Stored data entries:
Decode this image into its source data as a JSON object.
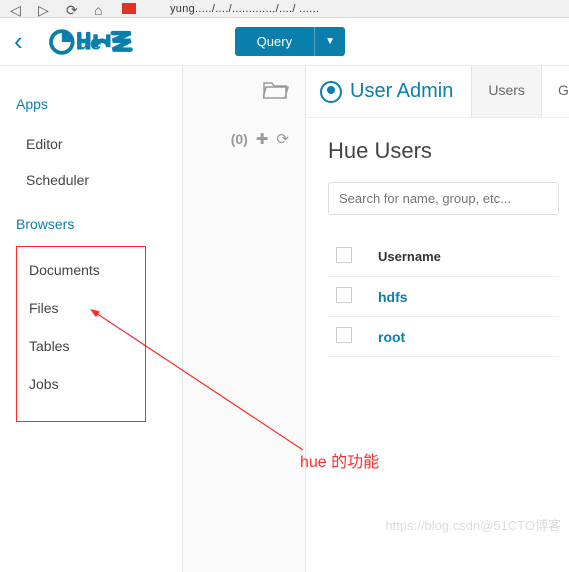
{
  "browser": {
    "url": "yung...../..../............./..../ ......"
  },
  "toolbar": {
    "query_label": "Query"
  },
  "sidebar": {
    "apps_header": "Apps",
    "apps": [
      "Editor",
      "Scheduler"
    ],
    "browsers_header": "Browsers",
    "browsers": [
      "Documents",
      "Files",
      "Tables",
      "Jobs"
    ]
  },
  "middle": {
    "count_label": "(0)"
  },
  "content": {
    "page_title": "User Admin",
    "tabs": [
      "Users",
      "Gro"
    ],
    "active_tab": 0,
    "section_title": "Hue Users",
    "search_placeholder": "Search for name, group, etc...",
    "table": {
      "header_username": "Username",
      "rows": [
        {
          "username": "hdfs"
        },
        {
          "username": "root"
        }
      ]
    }
  },
  "annotation": {
    "text": "hue 的功能"
  },
  "watermark": "https://blog.csdn@51CTO博客"
}
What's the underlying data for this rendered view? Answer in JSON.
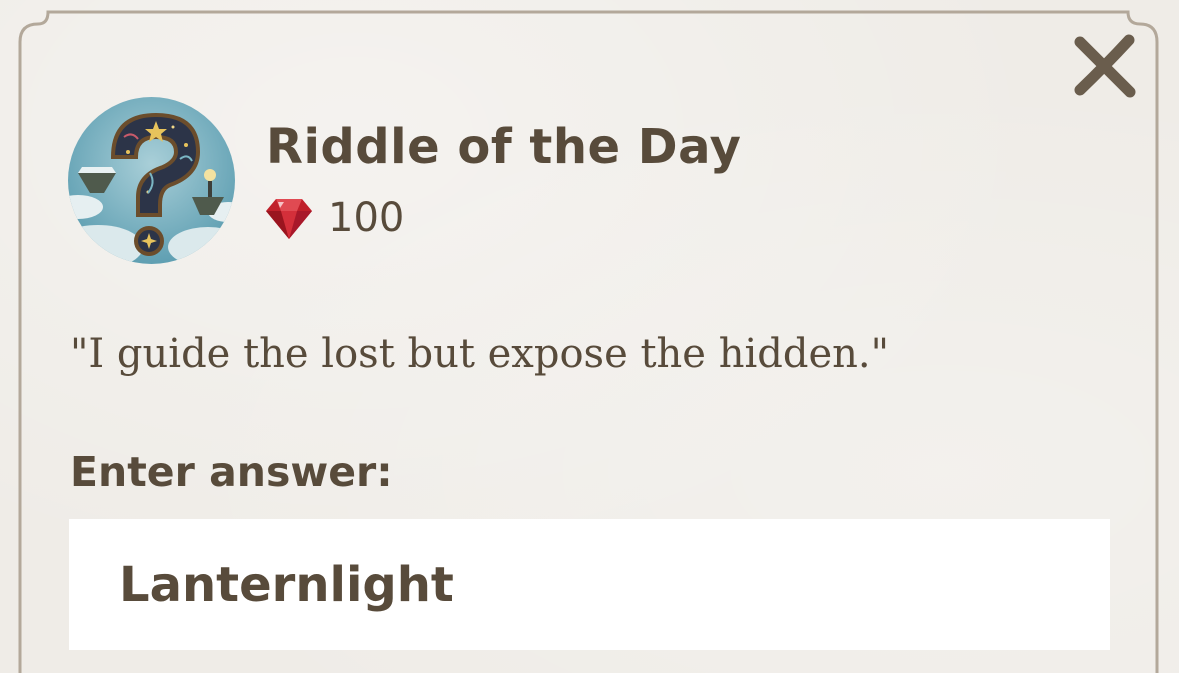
{
  "dialog": {
    "title": "Riddle of the Day",
    "reward": {
      "icon": "ruby-gem-icon",
      "value": "100"
    },
    "riddle_text": "\"I guide the lost but expose the hidden.\"",
    "answer_label": "Enter answer:",
    "answer_value": "Lanternlight",
    "close_icon": "close-icon"
  },
  "colors": {
    "text": "#584b3b",
    "background": "#efece7",
    "frame": "#b3a89a",
    "gem": "#c0202a",
    "input_background": "#ffffff"
  }
}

__INSTRUCTION__:
Leave out the pictures and give the listing above again exactly.

__REPLY TO THE EXERCISE__:
Decode this image into its source data as a JSON object.
{
  "browser": {
    "url": "yung...../..../............./..../ ......"
  },
  "toolbar": {
    "query_label": "Query"
  },
  "sidebar": {
    "apps_header": "Apps",
    "apps": [
      "Editor",
      "Scheduler"
    ],
    "browsers_header": "Browsers",
    "browsers": [
      "Documents",
      "Files",
      "Tables",
      "Jobs"
    ]
  },
  "middle": {
    "count_label": "(0)"
  },
  "content": {
    "page_title": "User Admin",
    "tabs": [
      "Users",
      "Gro"
    ],
    "active_tab": 0,
    "section_title": "Hue Users",
    "search_placeholder": "Search for name, group, etc...",
    "table": {
      "header_username": "Username",
      "rows": [
        {
          "username": "hdfs"
        },
        {
          "username": "root"
        }
      ]
    }
  },
  "annotation": {
    "text": "hue 的功能"
  },
  "watermark": "https://blog.csdn@51CTO博客"
}
What's the underlying data for this rendered view? Answer in JSON.
{
  "dialog": {
    "title": "Riddle of the Day",
    "reward": {
      "icon": "ruby-gem-icon",
      "value": "100"
    },
    "riddle_text": "\"I guide the lost but expose the hidden.\"",
    "answer_label": "Enter answer:",
    "answer_value": "Lanternlight",
    "close_icon": "close-icon"
  },
  "colors": {
    "text": "#584b3b",
    "background": "#efece7",
    "frame": "#b3a89a",
    "gem": "#c0202a",
    "input_background": "#ffffff"
  }
}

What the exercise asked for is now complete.